++++ Rows

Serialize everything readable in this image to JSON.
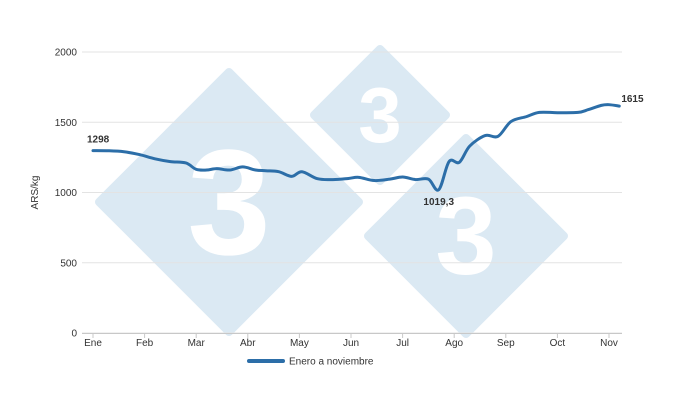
{
  "chart_data": {
    "type": "line",
    "title": "",
    "ylabel": "ARS/kg",
    "xlabel": "",
    "ylim": [
      0,
      2000
    ],
    "y_ticks": [
      0,
      500,
      1000,
      1500,
      2000
    ],
    "x_ticks": [
      "Ene",
      "Feb",
      "Mar",
      "Abr",
      "May",
      "Jun",
      "Jul",
      "Ago",
      "Sep",
      "Oct",
      "Nov"
    ],
    "grid": "horizontal",
    "legend_position": "bottom",
    "series": [
      {
        "name": "Enero a noviembre",
        "color": "#2c6ea8",
        "points": [
          {
            "x": 0,
            "y": 1298
          },
          {
            "x": 0.3,
            "y": 1297
          },
          {
            "x": 0.6,
            "y": 1290
          },
          {
            "x": 0.9,
            "y": 1270
          },
          {
            "x": 1.2,
            "y": 1240
          },
          {
            "x": 1.5,
            "y": 1220
          },
          {
            "x": 1.8,
            "y": 1210
          },
          {
            "x": 2.0,
            "y": 1165
          },
          {
            "x": 2.2,
            "y": 1160
          },
          {
            "x": 2.4,
            "y": 1170
          },
          {
            "x": 2.65,
            "y": 1160
          },
          {
            "x": 2.9,
            "y": 1182
          },
          {
            "x": 3.15,
            "y": 1160
          },
          {
            "x": 3.35,
            "y": 1155
          },
          {
            "x": 3.6,
            "y": 1148
          },
          {
            "x": 3.85,
            "y": 1115
          },
          {
            "x": 4.05,
            "y": 1148
          },
          {
            "x": 4.35,
            "y": 1098
          },
          {
            "x": 4.65,
            "y": 1092
          },
          {
            "x": 4.95,
            "y": 1100
          },
          {
            "x": 5.15,
            "y": 1108
          },
          {
            "x": 5.45,
            "y": 1085
          },
          {
            "x": 5.75,
            "y": 1095
          },
          {
            "x": 6.0,
            "y": 1110
          },
          {
            "x": 6.25,
            "y": 1092
          },
          {
            "x": 6.5,
            "y": 1095
          },
          {
            "x": 6.7,
            "y": 1019.3
          },
          {
            "x": 6.9,
            "y": 1220
          },
          {
            "x": 7.1,
            "y": 1215
          },
          {
            "x": 7.3,
            "y": 1330
          },
          {
            "x": 7.6,
            "y": 1405
          },
          {
            "x": 7.85,
            "y": 1400
          },
          {
            "x": 8.1,
            "y": 1505
          },
          {
            "x": 8.4,
            "y": 1540
          },
          {
            "x": 8.65,
            "y": 1570
          },
          {
            "x": 9.0,
            "y": 1568
          },
          {
            "x": 9.4,
            "y": 1570
          },
          {
            "x": 9.6,
            "y": 1590
          },
          {
            "x": 9.85,
            "y": 1620
          },
          {
            "x": 10.0,
            "y": 1625
          },
          {
            "x": 10.2,
            "y": 1615
          }
        ]
      }
    ],
    "annotations": [
      {
        "text": "1298",
        "x": 0,
        "y": 1298,
        "anchor": "start",
        "place": "above"
      },
      {
        "text": "1019,3",
        "x": 6.7,
        "y": 1019.3,
        "anchor": "middle",
        "place": "below"
      },
      {
        "text": "1615",
        "x": 10.2,
        "y": 1615,
        "anchor": "start",
        "place": "right"
      }
    ]
  },
  "watermark": {
    "glyph": "3",
    "color": "#dbe9f3"
  }
}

++++++++

Exercise requirements — Copy the listing in full and without alteration, omitting every picture.

Result —
Serialize everything readable in this image to JSON.
{
  "chart_data": {
    "type": "line",
    "title": "",
    "ylabel": "ARS/kg",
    "xlabel": "",
    "ylim": [
      0,
      2000
    ],
    "y_ticks": [
      0,
      500,
      1000,
      1500,
      2000
    ],
    "x_ticks": [
      "Ene",
      "Feb",
      "Mar",
      "Abr",
      "May",
      "Jun",
      "Jul",
      "Ago",
      "Sep",
      "Oct",
      "Nov"
    ],
    "grid": "horizontal",
    "legend_position": "bottom",
    "series": [
      {
        "name": "Enero a noviembre",
        "color": "#2c6ea8",
        "points": [
          {
            "x": 0,
            "y": 1298
          },
          {
            "x": 0.3,
            "y": 1297
          },
          {
            "x": 0.6,
            "y": 1290
          },
          {
            "x": 0.9,
            "y": 1270
          },
          {
            "x": 1.2,
            "y": 1240
          },
          {
            "x": 1.5,
            "y": 1220
          },
          {
            "x": 1.8,
            "y": 1210
          },
          {
            "x": 2.0,
            "y": 1165
          },
          {
            "x": 2.2,
            "y": 1160
          },
          {
            "x": 2.4,
            "y": 1170
          },
          {
            "x": 2.65,
            "y": 1160
          },
          {
            "x": 2.9,
            "y": 1182
          },
          {
            "x": 3.15,
            "y": 1160
          },
          {
            "x": 3.35,
            "y": 1155
          },
          {
            "x": 3.6,
            "y": 1148
          },
          {
            "x": 3.85,
            "y": 1115
          },
          {
            "x": 4.05,
            "y": 1148
          },
          {
            "x": 4.35,
            "y": 1098
          },
          {
            "x": 4.65,
            "y": 1092
          },
          {
            "x": 4.95,
            "y": 1100
          },
          {
            "x": 5.15,
            "y": 1108
          },
          {
            "x": 5.45,
            "y": 1085
          },
          {
            "x": 5.75,
            "y": 1095
          },
          {
            "x": 6.0,
            "y": 1110
          },
          {
            "x": 6.25,
            "y": 1092
          },
          {
            "x": 6.5,
            "y": 1095
          },
          {
            "x": 6.7,
            "y": 1019.3
          },
          {
            "x": 6.9,
            "y": 1220
          },
          {
            "x": 7.1,
            "y": 1215
          },
          {
            "x": 7.3,
            "y": 1330
          },
          {
            "x": 7.6,
            "y": 1405
          },
          {
            "x": 7.85,
            "y": 1400
          },
          {
            "x": 8.1,
            "y": 1505
          },
          {
            "x": 8.4,
            "y": 1540
          },
          {
            "x": 8.65,
            "y": 1570
          },
          {
            "x": 9.0,
            "y": 1568
          },
          {
            "x": 9.4,
            "y": 1570
          },
          {
            "x": 9.6,
            "y": 1590
          },
          {
            "x": 9.85,
            "y": 1620
          },
          {
            "x": 10.0,
            "y": 1625
          },
          {
            "x": 10.2,
            "y": 1615
          }
        ]
      }
    ],
    "annotations": [
      {
        "text": "1298",
        "x": 0,
        "y": 1298,
        "anchor": "start",
        "place": "above"
      },
      {
        "text": "1019,3",
        "x": 6.7,
        "y": 1019.3,
        "anchor": "middle",
        "place": "below"
      },
      {
        "text": "1615",
        "x": 10.2,
        "y": 1615,
        "anchor": "start",
        "place": "right"
      }
    ]
  },
  "watermark": {
    "glyph": "3",
    "color": "#dbe9f3"
  }
}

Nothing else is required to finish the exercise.